## What this task involves
Can you reproduce verbatim every row from the line with "64, 151, 93]" to the line with "340, 118, 381]", both ends included?

## Data provided

★ ★ ★ ★ ★

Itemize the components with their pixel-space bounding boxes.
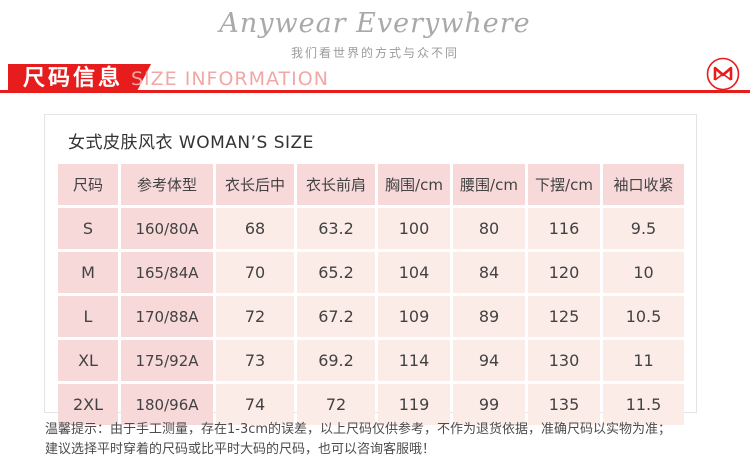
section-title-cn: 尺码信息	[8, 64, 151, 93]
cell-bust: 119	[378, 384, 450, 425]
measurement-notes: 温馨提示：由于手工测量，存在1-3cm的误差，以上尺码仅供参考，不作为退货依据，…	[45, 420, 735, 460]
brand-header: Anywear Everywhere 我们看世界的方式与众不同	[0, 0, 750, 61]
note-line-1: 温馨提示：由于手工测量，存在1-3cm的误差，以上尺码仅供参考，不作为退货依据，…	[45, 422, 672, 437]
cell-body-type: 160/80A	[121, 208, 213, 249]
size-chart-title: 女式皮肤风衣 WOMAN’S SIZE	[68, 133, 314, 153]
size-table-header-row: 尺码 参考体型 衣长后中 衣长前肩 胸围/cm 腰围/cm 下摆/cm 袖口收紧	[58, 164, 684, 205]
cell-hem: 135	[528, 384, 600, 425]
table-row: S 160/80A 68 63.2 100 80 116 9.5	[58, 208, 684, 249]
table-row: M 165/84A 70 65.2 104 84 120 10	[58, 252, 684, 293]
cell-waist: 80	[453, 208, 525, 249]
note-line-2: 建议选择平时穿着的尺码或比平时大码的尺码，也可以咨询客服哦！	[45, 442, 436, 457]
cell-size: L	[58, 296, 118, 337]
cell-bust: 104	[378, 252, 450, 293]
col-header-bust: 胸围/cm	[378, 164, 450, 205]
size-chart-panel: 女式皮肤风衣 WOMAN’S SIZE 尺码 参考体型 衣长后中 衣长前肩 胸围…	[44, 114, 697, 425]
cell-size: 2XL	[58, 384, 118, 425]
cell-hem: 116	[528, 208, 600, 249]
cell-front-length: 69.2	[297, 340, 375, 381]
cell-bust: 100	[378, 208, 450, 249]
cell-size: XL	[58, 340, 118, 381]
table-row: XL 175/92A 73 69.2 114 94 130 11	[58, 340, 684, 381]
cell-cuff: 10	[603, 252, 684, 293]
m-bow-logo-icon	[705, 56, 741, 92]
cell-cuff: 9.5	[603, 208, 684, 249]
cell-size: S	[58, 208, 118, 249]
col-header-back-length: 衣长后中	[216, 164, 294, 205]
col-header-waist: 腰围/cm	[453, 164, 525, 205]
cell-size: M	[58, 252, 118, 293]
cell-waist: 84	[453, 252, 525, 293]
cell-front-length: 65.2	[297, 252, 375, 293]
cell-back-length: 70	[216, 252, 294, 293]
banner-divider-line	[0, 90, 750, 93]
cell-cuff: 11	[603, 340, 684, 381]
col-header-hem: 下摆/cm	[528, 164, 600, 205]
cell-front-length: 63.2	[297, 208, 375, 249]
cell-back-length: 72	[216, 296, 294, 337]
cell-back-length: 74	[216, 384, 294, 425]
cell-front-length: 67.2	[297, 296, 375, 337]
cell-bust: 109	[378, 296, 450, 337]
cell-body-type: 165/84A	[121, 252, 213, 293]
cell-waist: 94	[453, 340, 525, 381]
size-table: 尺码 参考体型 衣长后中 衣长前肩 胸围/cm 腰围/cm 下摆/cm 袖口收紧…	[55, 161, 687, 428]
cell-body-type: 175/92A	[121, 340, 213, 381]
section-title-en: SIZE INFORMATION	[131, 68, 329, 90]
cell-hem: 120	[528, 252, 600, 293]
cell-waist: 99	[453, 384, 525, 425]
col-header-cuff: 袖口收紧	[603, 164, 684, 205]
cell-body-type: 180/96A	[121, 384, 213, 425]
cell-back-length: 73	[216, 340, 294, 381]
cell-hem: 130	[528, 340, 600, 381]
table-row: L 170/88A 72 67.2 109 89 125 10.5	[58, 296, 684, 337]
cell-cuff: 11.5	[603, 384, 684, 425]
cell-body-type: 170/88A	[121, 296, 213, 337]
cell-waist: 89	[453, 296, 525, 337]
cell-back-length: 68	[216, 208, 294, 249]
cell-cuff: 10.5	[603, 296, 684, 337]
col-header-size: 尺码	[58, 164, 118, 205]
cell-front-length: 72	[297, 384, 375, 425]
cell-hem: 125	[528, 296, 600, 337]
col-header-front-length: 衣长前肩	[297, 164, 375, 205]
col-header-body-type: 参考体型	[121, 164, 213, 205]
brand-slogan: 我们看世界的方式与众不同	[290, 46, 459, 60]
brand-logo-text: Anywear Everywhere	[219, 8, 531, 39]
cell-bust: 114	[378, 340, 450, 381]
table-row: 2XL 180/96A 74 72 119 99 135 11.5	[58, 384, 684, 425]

★ ★ ★ ★ ★

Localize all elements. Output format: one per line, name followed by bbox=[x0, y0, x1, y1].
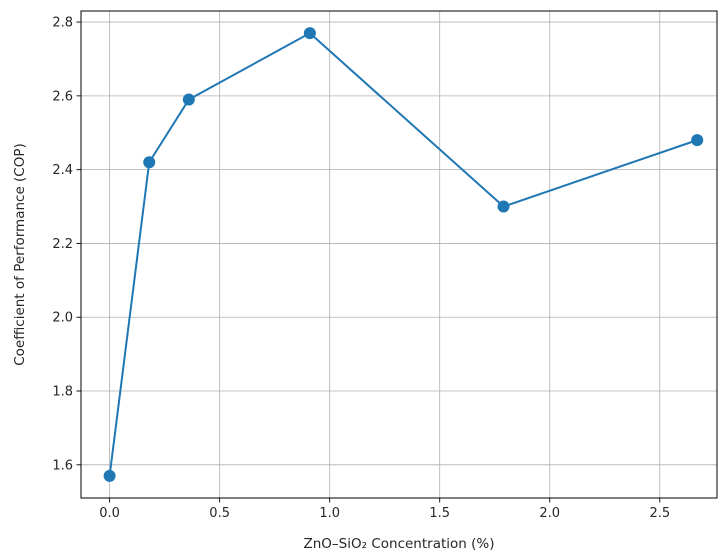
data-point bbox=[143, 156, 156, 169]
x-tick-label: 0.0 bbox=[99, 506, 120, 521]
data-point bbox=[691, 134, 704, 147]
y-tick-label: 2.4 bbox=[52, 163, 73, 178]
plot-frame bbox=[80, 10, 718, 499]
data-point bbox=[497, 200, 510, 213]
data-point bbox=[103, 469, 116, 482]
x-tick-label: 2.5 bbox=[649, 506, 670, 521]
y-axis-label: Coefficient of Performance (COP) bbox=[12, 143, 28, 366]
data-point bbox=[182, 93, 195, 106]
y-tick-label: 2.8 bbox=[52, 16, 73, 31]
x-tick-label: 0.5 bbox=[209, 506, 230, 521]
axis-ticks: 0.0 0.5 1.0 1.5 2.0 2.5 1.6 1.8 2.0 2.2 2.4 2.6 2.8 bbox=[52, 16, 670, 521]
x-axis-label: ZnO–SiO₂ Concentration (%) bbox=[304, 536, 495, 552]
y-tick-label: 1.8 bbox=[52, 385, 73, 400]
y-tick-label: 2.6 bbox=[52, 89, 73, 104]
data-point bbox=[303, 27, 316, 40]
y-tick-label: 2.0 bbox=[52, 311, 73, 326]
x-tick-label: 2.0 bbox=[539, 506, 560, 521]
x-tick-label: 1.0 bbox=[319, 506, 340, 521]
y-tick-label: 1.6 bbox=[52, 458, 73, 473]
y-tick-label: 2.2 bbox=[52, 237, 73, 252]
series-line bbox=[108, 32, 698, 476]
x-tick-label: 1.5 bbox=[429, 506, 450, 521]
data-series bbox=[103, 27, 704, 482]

★ ★ ★ ★ ★

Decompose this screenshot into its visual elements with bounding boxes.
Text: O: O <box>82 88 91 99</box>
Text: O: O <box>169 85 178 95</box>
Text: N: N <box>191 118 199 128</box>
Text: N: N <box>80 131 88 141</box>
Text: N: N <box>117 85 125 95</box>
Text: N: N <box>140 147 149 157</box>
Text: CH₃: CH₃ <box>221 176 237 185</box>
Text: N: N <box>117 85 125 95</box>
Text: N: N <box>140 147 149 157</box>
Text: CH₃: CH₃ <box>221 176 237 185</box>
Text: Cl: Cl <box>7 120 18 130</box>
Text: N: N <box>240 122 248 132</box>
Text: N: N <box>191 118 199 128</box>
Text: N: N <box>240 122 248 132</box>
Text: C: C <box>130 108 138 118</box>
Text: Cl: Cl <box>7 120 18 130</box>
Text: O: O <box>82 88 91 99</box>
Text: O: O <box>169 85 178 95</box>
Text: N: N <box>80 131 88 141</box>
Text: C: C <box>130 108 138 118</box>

★ ★ ★ ★ ★

## Finished answer
section-title-cn: 尺码信息	[8, 64, 151, 93]
cell-bust: 119	[378, 384, 450, 425]
measurement-notes: 温馨提示：由于手工测量，存在1-3cm的误差，以上尺码仅供参考，不作为退货依据，…	[45, 420, 735, 460]
brand-header: Anywear Everywhere 我们看世界的方式与众不同	[0, 0, 750, 61]
note-line-1: 温馨提示：由于手工测量，存在1-3cm的误差，以上尺码仅供参考，不作为退货依据，…	[45, 422, 672, 437]
cell-body-type: 160/80A	[121, 208, 213, 249]
size-chart-title: 女式皮肤风衣 WOMAN’S SIZE	[68, 133, 314, 153]
size-table-header-row: 尺码 参考体型 衣长后中 衣长前肩 胸围/cm 腰围/cm 下摆/cm 袖口收紧	[58, 164, 684, 205]
cell-hem: 135	[528, 384, 600, 425]
table-row: S 160/80A 68 63.2 100 80 116 9.5	[58, 208, 684, 249]
table-row: M 165/84A 70 65.2 104 84 120 10	[58, 252, 684, 293]
cell-waist: 80	[453, 208, 525, 249]
note-line-2: 建议选择平时穿着的尺码或比平时大码的尺码，也可以咨询客服哦！	[45, 442, 436, 457]
cell-size: L	[58, 296, 118, 337]
cell-bust: 104	[378, 252, 450, 293]
col-header-bust: 胸围/cm	[378, 164, 450, 205]
size-chart-panel: 女式皮肤风衣 WOMAN’S SIZE 尺码 参考体型 衣长后中 衣长前肩 胸围…	[44, 114, 697, 425]
cell-size: 2XL	[58, 384, 118, 425]
cell-hem: 116	[528, 208, 600, 249]
cell-front-length: 69.2	[297, 340, 375, 381]
cell-bust: 100	[378, 208, 450, 249]
cell-size: XL	[58, 340, 118, 381]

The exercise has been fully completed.